Written request
Make an exact copy of all the records.

Data for this exercise
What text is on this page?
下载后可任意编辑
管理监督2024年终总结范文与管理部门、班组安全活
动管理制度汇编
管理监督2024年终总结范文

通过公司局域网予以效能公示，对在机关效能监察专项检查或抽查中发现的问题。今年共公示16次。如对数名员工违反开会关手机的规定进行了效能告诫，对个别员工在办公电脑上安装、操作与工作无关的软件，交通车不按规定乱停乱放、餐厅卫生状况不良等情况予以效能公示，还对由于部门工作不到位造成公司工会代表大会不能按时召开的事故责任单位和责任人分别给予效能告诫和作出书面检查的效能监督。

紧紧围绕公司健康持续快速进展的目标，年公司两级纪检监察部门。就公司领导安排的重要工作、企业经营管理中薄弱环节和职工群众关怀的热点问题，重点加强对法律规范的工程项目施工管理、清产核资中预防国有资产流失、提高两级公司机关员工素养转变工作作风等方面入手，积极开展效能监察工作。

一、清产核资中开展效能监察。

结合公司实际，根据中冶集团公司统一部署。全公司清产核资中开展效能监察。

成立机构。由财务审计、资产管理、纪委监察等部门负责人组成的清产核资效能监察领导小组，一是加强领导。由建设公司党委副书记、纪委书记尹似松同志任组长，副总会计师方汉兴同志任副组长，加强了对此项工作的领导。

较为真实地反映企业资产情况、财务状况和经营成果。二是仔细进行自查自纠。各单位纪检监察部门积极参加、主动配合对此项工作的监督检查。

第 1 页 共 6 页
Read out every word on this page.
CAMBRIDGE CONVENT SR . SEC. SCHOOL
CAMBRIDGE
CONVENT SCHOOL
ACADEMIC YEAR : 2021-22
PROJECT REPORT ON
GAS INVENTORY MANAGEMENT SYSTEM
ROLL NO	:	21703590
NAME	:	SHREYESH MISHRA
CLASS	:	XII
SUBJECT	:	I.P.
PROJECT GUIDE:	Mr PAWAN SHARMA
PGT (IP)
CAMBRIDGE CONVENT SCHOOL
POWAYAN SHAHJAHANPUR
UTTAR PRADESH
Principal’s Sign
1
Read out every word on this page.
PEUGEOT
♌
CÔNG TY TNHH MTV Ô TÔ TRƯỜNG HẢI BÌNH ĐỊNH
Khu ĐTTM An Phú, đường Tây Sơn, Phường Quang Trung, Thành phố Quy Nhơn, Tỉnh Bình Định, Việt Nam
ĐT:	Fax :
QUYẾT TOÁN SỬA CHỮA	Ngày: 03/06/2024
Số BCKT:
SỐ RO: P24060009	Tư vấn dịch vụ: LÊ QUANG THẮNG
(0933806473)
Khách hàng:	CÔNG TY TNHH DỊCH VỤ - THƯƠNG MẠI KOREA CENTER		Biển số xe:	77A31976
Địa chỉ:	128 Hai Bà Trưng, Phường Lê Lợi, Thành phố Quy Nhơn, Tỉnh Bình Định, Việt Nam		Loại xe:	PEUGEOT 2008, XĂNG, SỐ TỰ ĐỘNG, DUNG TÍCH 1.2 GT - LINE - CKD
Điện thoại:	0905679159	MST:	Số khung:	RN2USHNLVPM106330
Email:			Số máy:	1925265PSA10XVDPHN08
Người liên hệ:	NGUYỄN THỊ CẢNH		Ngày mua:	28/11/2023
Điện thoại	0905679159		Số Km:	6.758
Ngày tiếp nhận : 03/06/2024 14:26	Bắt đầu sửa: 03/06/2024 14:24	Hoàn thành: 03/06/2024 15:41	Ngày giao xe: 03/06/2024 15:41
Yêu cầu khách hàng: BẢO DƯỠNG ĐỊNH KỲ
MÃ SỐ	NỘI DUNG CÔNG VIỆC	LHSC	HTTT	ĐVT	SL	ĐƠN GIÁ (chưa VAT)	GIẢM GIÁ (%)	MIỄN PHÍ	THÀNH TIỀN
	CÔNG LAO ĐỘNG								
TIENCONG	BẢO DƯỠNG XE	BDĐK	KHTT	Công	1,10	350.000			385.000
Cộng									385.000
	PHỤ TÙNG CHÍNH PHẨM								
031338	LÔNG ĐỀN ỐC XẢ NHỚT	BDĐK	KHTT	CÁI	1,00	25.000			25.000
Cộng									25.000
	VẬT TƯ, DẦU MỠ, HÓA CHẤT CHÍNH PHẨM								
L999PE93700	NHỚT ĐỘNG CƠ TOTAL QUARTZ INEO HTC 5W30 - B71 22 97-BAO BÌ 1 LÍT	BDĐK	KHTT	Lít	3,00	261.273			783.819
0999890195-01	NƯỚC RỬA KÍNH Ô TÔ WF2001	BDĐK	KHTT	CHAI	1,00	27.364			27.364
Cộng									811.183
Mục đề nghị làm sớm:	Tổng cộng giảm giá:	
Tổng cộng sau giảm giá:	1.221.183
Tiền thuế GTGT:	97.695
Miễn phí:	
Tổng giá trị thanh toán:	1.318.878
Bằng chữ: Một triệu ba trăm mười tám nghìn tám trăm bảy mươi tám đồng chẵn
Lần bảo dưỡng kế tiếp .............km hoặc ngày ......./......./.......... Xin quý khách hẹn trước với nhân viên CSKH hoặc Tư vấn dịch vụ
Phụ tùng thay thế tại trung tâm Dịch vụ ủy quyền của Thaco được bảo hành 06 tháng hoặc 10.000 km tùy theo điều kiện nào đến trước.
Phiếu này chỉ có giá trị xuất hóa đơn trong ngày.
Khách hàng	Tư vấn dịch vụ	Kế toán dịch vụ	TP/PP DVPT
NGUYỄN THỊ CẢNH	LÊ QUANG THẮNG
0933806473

Response
What text is on this page?
下载后可任意编辑
管理监督2024年终总结范文与管理部门、班组安全活
动管理制度汇编
管理监督2024年终总结范文

通过公司局域网予以效能公示，对在机关效能监察专项检查或抽查中发现的问题。今年共公示16次。如对数名员工违反开会关手机的规定进行了效能告诫，对个别员工在办公电脑上安装、操作与工作无关的软件，交通车不按规定乱停乱放、餐厅卫生状况不良等情况予以效能公示，还对由于部门工作不到位造成公司工会代表大会不能按时召开的事故责任单位和责任人分别给予效能告诫和作出书面检查的效能监督。

紧紧围绕公司健康持续快速进展的目标，年公司两级纪检监察部门。就公司领导安排的重要工作、企业经营管理中薄弱环节和职工群众关怀的热点问题，重点加强对法律规范的工程项目施工管理、清产核资中预防国有资产流失、提高两级公司机关员工素养转变工作作风等方面入手，积极开展效能监察工作。

一、清产核资中开展效能监察。

结合公司实际，根据中冶集团公司统一部署。全公司清产核资中开展效能监察。

成立机构。由财务审计、资产管理、纪委监察等部门负责人组成的清产核资效能监察领导小组，一是加强领导。由建设公司党委副书记、纪委书记尹似松同志任组长，副总会计师方汉兴同志任副组长，加强了对此项工作的领导。

较为真实地反映企业资产情况、财务状况和经营成果。二是仔细进行自查自纠。各单位纪检监察部门积极参加、主动配合对此项工作的监督检查。

第 1 页 共 6 页
Read out every word on this page.
CAMBRIDGE CONVENT SR . SEC. SCHOOL
CAMBRIDGE
CONVENT SCHOOL
ACADEMIC YEAR : 2021-22
PROJECT REPORT ON
GAS INVENTORY MANAGEMENT SYSTEM
ROLL NO	:	21703590
NAME	:	SHREYESH MISHRA
CLASS	:	XII
SUBJECT	:	I.P.
PROJECT GUIDE:	Mr PAWAN SHARMA
PGT (IP)
CAMBRIDGE CONVENT SCHOOL
POWAYAN SHAHJAHANPUR
UTTAR PRADESH
Principal’s Sign
1
Read out every word on this page.
PEUGEOT
♌
CÔNG TY TNHH MTV Ô TÔ TRƯỜNG HẢI BÌNH ĐỊNH
Khu ĐTTM An Phú, đường Tây Sơn, Phường Quang Trung, Thành phố Quy Nhơn, Tỉnh Bình Định, Việt Nam
ĐT:	Fax :
QUYẾT TOÁN SỬA CHỮA	Ngày: 03/06/2024
Số BCKT:
SỐ RO: P24060009	Tư vấn dịch vụ: LÊ QUANG THẮNG
(0933806473)
Khách hàng:	CÔNG TY TNHH DỊCH VỤ - THƯƠNG MẠI KOREA CENTER		Biển số xe:	77A31976
Địa chỉ:	128 Hai Bà Trưng, Phường Lê Lợi, Thành phố Quy Nhơn, Tỉnh Bình Định, Việt Nam		Loại xe:	PEUGEOT 2008, XĂNG, SỐ TỰ ĐỘNG, DUNG TÍCH 1.2 GT - LINE - CKD
Điện thoại:	0905679159	MST:	Số khung:	RN2USHNLVPM106330
Email:			Số máy:	1925265PSA10XVDPHN08
Người liên hệ:	NGUYỄN THỊ CẢNH		Ngày mua:	28/11/2023
Điện thoại	0905679159		Số Km:	6.758
Ngày tiếp nhận : 03/06/2024 14:26	Bắt đầu sửa: 03/06/2024 14:24	Hoàn thành: 03/06/2024 15:41	Ngày giao xe: 03/06/2024 15:41
Yêu cầu khách hàng: BẢO DƯỠNG ĐỊNH KỲ
MÃ SỐ	NỘI DUNG CÔNG VIỆC	LHSC	HTTT	ĐVT	SL	ĐƠN GIÁ (chưa VAT)	GIẢM GIÁ (%)	MIỄN PHÍ	THÀNH TIỀN
	CÔNG LAO ĐỘNG								
TIENCONG	BẢO DƯỠNG XE	BDĐK	KHTT	Công	1,10	350.000			385.000
Cộng									385.000
	PHỤ TÙNG CHÍNH PHẨM								
031338	LÔNG ĐỀN ỐC XẢ NHỚT	BDĐK	KHTT	CÁI	1,00	25.000			25.000
Cộng									25.000
	VẬT TƯ, DẦU MỠ, HÓA CHẤT CHÍNH PHẨM								
L999PE93700	NHỚT ĐỘNG CƠ TOTAL QUARTZ INEO HTC 5W30 - B71 22 97-BAO BÌ 1 LÍT	BDĐK	KHTT	Lít	3,00	261.273			783.819
0999890195-01	NƯỚC RỬA KÍNH Ô TÔ WF2001	BDĐK	KHTT	CHAI	1,00	27.364			27.364
Cộng									811.183
Mục đề nghị làm sớm:	Tổng cộng giảm giá:	
Tổng cộng sau giảm giá:	1.221.183
Tiền thuế GTGT:	97.695
Miễn phí:	
Tổng giá trị thanh toán:	1.318.878
Bằng chữ: Một triệu ba trăm mười tám nghìn tám trăm bảy mươi tám đồng chẵn
Lần bảo dưỡng kế tiếp .............km hoặc ngày ......./......./.......... Xin quý khách hẹn trước với nhân viên CSKH hoặc Tư vấn dịch vụ
Phụ tùng thay thế tại trung tâm Dịch vụ ủy quyền của Thaco được bảo hành 06 tháng hoặc 10.000 km tùy theo điều kiện nào đến trước.
Phiếu này chỉ có giá trị xuất hóa đơn trong ngày.
Khách hàng	Tư vấn dịch vụ	Kế toán dịch vụ	TP/PP DVPT
NGUYỄN THỊ CẢNH	LÊ QUANG THẮNG
0933806473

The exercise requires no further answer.